:: やること 1 ::
この漫画の紹介文を、一字も変えずに最初から最後まで書き出してください。

この漫画は、少しカビ臭いような、それでいて日本が元気だった頃の背景と、そこで生まれる数々のヒューマンドラマを描いたものです。
日本が元気だった頃、と書きましたが、元気だったからこそ、元気でない人との対比は如実に表れています。
現在は格差社会だなんだと言われていますが、個人的には以前よりよっぽど平等だと思います。
有史以来、昭和中期頃までは、本当に封建的な社会でした。
昔は、格差があっても格差だと感じられない程、当たり前にそういう世の中だったのです。
それを漸く現在に至って「格差」だと騒げるようになったのではないかと。
『人間交差点』には、現在では或る種ご法度とされている職業蔑視・男尊女卑思想などが少なからず含まれています。
それらが苦手な方は、少しだけご注意ください。
しかし、読み終えた後、嫌悪感よりも温かい気持ちを抱くことのほうが多いのではないでしょうか。
それでは、第一話『ガラスの靴ははかない』からご紹介して行きます。
主人公:松沢良子(女囚)

:: 提供データ ::
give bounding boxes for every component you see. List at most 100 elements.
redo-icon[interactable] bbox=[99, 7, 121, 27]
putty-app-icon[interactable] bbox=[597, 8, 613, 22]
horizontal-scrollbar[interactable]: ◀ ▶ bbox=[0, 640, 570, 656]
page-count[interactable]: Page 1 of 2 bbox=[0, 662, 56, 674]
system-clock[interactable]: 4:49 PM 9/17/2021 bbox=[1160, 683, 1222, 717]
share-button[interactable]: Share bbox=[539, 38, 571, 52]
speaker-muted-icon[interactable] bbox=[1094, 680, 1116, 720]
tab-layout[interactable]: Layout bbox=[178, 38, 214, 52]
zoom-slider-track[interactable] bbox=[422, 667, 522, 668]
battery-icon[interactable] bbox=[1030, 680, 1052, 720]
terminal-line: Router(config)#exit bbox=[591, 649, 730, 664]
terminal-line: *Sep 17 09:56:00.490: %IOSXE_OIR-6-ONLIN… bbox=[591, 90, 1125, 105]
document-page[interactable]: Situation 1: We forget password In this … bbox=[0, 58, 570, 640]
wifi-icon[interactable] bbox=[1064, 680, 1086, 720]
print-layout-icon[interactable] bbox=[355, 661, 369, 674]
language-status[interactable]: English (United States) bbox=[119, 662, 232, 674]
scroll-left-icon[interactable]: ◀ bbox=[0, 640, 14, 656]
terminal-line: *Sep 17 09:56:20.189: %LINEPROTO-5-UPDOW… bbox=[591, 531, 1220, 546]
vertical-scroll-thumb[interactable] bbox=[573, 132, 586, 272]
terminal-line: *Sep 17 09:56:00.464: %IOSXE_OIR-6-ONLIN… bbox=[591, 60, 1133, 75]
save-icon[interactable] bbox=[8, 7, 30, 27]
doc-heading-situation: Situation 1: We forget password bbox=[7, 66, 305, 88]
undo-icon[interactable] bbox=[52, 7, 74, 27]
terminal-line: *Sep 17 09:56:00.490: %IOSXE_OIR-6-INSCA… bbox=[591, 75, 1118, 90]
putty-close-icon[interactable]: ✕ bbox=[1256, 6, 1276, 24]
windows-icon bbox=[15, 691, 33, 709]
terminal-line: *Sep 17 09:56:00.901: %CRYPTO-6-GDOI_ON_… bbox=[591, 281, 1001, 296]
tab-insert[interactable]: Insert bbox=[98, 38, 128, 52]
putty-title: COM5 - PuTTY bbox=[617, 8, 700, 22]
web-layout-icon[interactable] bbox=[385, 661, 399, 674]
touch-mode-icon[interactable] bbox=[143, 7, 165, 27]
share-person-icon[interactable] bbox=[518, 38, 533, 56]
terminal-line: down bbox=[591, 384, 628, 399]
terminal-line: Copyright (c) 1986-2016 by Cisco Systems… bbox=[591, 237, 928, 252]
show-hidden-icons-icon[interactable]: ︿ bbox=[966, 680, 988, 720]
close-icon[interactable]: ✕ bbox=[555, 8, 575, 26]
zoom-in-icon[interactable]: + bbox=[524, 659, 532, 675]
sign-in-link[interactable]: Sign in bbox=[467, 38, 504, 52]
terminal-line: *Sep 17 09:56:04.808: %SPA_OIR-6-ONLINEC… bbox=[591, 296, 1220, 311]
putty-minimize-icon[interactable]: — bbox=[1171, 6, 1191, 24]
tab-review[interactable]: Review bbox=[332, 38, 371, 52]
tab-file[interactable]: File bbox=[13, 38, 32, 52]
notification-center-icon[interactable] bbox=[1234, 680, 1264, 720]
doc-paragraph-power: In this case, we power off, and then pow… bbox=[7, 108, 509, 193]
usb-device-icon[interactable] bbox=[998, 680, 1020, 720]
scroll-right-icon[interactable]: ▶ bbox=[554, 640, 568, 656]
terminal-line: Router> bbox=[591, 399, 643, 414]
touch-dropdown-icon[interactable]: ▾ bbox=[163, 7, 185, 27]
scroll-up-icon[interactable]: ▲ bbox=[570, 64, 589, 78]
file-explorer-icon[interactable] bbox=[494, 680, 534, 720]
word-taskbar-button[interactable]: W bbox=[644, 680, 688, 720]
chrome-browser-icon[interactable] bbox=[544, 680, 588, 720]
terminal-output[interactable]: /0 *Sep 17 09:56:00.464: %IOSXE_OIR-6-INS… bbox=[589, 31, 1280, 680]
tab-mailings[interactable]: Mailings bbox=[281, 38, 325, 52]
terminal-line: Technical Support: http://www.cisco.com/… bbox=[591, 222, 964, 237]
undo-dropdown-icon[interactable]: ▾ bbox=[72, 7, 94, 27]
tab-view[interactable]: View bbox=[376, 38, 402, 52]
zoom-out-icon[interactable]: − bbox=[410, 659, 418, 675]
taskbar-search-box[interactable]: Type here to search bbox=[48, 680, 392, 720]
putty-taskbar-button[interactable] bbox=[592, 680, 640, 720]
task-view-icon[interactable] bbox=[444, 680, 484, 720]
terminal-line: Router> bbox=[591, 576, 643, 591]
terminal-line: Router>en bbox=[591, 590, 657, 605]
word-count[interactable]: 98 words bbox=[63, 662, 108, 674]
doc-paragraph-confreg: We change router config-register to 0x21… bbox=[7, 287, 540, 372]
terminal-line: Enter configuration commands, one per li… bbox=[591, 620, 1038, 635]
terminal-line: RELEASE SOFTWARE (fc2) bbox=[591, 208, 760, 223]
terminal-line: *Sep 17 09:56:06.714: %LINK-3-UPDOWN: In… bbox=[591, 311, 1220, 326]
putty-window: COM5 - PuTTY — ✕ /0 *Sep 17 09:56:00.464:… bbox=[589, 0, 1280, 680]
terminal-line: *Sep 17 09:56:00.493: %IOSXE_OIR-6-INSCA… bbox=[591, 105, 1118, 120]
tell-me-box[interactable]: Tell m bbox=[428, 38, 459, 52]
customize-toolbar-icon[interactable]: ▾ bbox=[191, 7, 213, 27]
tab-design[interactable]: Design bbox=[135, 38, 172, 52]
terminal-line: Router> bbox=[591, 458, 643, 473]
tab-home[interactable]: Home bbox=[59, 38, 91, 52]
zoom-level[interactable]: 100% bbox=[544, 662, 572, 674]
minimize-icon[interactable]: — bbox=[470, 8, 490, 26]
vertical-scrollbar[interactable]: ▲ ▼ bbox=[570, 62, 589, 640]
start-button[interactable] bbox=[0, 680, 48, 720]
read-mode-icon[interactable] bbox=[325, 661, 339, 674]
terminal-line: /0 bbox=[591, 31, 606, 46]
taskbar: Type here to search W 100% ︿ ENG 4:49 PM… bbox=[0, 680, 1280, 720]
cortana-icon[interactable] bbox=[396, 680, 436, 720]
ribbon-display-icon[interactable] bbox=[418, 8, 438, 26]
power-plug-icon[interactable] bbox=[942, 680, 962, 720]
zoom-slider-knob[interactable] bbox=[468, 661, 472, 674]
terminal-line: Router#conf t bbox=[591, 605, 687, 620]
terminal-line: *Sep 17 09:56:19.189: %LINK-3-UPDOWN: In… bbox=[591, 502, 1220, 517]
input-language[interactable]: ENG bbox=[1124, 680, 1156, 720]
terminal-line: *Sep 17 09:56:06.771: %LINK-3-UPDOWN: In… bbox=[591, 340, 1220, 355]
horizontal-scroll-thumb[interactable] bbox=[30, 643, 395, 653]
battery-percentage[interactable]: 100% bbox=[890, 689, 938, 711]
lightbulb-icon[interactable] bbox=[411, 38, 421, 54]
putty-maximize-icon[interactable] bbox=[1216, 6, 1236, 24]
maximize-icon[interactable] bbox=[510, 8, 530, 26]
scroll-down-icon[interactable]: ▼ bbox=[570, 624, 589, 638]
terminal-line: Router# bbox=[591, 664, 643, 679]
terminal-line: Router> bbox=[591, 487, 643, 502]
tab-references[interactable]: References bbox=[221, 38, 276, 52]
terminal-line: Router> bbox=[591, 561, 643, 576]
...
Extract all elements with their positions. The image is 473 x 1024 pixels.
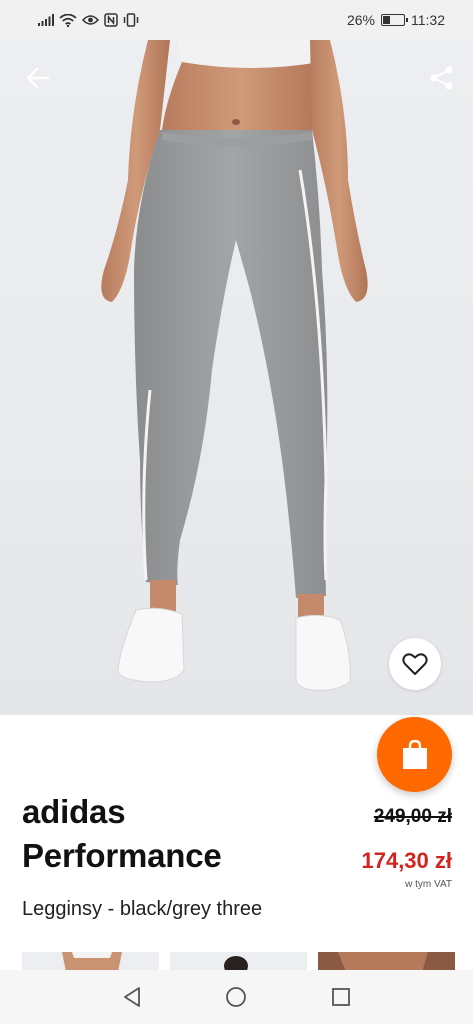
* * *
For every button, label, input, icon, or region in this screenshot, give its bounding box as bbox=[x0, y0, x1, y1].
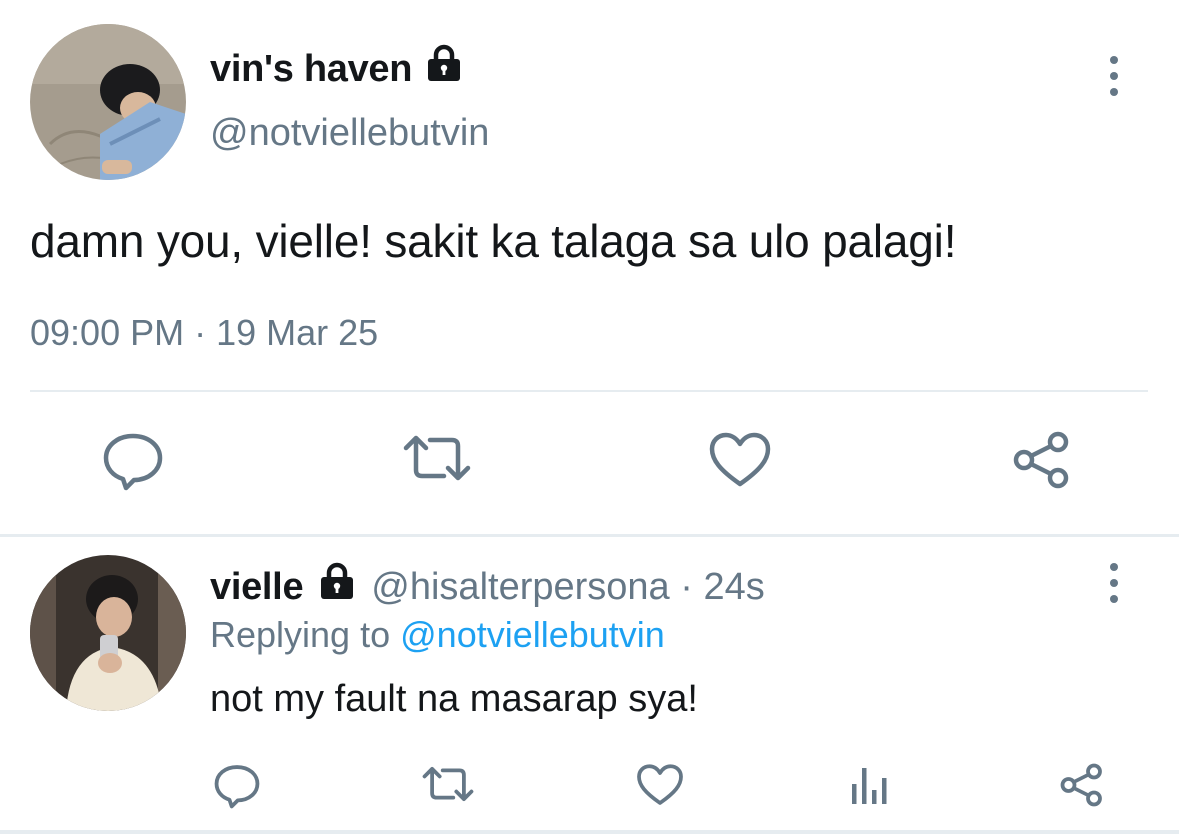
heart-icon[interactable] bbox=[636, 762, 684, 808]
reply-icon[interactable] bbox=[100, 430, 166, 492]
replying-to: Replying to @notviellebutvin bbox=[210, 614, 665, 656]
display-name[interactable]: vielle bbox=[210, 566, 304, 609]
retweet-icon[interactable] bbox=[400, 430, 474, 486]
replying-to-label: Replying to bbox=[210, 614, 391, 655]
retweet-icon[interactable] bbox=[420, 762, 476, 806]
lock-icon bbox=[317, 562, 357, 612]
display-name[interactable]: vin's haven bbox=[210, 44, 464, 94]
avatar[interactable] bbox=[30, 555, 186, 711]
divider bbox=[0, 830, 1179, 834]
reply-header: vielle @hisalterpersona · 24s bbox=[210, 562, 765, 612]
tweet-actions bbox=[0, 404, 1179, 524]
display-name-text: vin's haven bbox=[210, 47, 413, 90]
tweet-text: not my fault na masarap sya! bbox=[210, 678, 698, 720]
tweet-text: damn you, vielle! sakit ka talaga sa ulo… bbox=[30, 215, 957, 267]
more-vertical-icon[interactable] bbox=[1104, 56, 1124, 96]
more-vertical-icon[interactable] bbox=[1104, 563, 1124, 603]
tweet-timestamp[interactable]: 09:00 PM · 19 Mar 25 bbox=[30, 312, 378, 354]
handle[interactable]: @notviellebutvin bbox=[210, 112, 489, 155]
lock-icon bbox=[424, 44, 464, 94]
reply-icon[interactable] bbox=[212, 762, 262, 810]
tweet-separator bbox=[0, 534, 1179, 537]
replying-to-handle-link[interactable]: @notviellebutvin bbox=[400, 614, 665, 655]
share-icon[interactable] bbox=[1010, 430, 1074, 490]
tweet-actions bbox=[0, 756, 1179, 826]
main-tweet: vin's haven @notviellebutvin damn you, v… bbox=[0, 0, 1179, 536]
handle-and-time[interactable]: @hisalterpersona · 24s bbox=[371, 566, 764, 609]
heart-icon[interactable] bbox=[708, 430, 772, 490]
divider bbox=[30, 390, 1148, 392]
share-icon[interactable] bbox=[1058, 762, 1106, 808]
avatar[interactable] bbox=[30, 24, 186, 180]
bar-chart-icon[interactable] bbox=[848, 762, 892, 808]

:: やること 2 ::
データの行のうち「give bounding boxes」を含む行から始まり「system-clock[interactable]: 4:49 PM」を含む行で終わる部分(両端の行も入れる)だけを、「interactable」を「clickable」に差し替えて書き直してください。ほかは何も変えないでください。

:: 正しい結果 1 ::
この漫画は、少しカビ臭いような、それでいて日本が元気だった頃の背景と、そこで生まれる数々のヒューマンドラマを描いたものです。
日本が元気だった頃、と書きましたが、元気だったからこそ、元気でない人との対比は如実に表れています。
現在は格差社会だなんだと言われていますが、個人的には以前よりよっぽど平等だと思います。
有史以来、昭和中期頃までは、本当に封建的な社会でした。
昔は、格差があっても格差だと感じられない程、当たり前にそういう世の中だったのです。
それを漸く現在に至って「格差」だと騒げるようになったのではないかと。
『人間交差点』には、現在では或る種ご法度とされている職業蔑視・男尊女卑思想などが少なからず含まれています。
それらが苦手な方は、少しだけご注意ください。
しかし、読み終えた後、嫌悪感よりも温かい気持ちを抱くことのほうが多いのではないでしょうか。
それでは、第一話『ガラスの靴ははかない』からご紹介して行きます。
主人公:松沢良子(女囚)

:: 正しい結果 2 ::
give bounding boxes for every component you see. List at most 100 elements.
redo-icon[clickable] bbox=[99, 7, 121, 27]
putty-app-icon[clickable] bbox=[597, 8, 613, 22]
horizontal-scrollbar[clickable]: ◀ ▶ bbox=[0, 640, 570, 656]
page-count[clickable]: Page 1 of 2 bbox=[0, 662, 56, 674]
system-clock[clickable]: 4:49 PM 9/17/2021 bbox=[1160, 683, 1222, 717]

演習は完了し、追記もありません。